__Exercise objective__
Work out how many lines of the material below mention the word "γωνίας"; reply with the number only.

:: Exercise material ::

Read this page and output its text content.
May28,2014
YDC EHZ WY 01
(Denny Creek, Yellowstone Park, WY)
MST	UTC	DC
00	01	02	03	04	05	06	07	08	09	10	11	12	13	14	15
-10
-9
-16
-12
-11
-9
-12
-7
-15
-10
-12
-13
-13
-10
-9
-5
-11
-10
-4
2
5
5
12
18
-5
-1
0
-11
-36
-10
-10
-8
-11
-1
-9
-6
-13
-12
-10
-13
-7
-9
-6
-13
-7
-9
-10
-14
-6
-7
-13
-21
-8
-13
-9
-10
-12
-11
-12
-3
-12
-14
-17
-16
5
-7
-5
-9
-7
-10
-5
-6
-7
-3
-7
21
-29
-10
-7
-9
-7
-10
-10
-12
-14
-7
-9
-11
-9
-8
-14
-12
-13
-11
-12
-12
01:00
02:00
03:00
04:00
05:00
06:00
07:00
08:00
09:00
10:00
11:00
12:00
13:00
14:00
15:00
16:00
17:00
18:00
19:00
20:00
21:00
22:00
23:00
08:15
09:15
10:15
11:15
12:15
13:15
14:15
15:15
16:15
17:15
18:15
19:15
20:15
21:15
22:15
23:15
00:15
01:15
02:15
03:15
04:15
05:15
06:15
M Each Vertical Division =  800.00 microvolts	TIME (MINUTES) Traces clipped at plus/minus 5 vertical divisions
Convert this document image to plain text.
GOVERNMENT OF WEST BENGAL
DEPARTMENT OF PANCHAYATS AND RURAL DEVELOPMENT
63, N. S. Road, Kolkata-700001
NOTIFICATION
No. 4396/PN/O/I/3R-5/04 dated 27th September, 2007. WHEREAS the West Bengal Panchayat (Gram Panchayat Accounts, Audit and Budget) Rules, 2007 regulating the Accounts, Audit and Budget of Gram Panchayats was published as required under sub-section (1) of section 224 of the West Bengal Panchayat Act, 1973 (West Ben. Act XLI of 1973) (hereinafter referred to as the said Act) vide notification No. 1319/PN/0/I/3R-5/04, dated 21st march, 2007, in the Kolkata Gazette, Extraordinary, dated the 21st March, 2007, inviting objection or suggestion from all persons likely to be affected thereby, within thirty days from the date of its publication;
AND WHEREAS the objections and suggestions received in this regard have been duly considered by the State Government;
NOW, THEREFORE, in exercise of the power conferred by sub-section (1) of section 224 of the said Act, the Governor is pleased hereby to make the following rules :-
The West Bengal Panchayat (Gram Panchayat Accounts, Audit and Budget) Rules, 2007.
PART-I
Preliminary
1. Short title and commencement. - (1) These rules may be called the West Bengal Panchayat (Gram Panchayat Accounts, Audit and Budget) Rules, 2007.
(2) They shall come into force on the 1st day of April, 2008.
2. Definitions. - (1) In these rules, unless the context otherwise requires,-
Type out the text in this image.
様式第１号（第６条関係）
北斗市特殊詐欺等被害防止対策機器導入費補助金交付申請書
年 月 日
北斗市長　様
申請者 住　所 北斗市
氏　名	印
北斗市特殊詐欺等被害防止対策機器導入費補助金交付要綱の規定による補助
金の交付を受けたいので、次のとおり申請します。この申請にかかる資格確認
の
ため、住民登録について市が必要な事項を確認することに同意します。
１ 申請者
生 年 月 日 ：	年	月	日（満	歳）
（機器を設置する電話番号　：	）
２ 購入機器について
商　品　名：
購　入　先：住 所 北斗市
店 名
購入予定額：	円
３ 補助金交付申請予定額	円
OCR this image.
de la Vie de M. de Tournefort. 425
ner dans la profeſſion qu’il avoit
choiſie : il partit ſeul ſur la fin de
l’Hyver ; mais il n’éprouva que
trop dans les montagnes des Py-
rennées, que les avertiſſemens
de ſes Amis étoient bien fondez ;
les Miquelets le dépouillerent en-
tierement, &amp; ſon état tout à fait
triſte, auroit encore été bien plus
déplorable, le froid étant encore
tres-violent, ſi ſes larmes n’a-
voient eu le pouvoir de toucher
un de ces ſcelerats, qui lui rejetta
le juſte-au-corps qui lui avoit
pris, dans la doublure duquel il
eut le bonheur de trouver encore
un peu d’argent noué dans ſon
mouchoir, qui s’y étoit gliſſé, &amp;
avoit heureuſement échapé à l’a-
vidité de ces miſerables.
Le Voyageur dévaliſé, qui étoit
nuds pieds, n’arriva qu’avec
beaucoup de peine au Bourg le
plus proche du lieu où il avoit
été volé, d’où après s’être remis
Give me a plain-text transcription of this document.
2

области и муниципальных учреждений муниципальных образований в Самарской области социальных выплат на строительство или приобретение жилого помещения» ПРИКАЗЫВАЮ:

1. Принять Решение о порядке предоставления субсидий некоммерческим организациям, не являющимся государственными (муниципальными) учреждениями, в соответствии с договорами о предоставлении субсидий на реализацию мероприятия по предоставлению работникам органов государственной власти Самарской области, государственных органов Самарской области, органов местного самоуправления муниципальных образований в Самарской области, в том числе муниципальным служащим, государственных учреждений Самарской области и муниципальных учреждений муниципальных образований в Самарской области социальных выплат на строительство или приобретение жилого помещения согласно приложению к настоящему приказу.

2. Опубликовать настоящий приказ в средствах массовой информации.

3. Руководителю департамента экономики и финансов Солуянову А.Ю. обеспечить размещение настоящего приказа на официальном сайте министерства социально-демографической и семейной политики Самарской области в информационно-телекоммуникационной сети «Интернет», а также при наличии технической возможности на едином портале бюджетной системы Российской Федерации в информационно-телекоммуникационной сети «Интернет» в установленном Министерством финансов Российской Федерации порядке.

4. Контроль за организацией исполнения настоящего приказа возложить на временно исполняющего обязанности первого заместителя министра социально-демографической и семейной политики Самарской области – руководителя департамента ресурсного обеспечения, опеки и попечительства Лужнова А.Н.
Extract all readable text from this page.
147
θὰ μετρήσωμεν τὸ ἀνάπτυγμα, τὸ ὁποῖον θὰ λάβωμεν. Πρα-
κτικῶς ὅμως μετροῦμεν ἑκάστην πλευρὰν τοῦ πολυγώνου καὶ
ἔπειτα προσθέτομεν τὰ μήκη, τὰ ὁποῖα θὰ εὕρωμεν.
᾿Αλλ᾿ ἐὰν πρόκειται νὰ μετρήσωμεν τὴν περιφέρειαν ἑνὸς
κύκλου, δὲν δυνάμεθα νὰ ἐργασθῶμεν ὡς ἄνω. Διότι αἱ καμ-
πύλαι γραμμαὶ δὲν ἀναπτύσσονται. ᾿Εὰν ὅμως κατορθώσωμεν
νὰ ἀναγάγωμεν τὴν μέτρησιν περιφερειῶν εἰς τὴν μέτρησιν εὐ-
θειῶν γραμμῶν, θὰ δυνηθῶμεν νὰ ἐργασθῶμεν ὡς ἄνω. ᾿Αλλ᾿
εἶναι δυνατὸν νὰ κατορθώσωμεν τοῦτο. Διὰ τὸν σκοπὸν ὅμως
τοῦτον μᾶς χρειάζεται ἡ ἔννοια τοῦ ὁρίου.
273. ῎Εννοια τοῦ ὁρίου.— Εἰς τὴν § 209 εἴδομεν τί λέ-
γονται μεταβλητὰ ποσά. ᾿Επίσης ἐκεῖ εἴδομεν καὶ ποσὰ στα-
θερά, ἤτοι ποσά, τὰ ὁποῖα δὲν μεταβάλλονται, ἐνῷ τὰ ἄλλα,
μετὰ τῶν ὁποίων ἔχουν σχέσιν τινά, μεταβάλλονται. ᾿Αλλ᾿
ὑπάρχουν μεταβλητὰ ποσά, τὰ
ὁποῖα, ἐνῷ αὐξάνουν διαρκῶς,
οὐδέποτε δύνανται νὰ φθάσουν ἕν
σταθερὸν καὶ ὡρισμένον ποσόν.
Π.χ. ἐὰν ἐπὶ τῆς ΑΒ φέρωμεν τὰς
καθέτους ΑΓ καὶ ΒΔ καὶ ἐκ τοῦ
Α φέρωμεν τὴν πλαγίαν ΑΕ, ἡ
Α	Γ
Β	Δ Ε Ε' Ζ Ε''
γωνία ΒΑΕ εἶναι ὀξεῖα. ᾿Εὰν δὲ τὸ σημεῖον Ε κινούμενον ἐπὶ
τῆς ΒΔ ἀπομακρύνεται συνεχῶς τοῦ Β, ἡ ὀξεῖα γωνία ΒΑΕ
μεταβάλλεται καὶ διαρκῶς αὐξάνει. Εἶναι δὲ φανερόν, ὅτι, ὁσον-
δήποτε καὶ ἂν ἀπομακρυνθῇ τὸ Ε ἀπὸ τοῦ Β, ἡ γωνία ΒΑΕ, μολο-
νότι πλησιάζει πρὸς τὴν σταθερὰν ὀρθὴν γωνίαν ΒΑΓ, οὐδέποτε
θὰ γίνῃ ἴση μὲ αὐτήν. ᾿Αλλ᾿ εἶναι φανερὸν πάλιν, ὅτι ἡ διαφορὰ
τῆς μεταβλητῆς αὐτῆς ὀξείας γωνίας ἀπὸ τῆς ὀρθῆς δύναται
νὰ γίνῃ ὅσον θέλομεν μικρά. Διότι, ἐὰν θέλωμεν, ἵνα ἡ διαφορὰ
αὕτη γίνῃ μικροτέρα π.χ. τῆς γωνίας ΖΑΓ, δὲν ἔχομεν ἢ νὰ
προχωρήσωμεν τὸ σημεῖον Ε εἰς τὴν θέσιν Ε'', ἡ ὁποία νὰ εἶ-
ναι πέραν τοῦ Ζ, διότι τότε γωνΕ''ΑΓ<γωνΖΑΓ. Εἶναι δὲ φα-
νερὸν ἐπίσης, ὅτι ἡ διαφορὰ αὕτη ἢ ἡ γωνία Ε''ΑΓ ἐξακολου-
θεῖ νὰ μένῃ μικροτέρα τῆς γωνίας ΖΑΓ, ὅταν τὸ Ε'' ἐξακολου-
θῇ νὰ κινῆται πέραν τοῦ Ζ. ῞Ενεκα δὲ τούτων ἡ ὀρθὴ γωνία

:::

__Worked answer__
3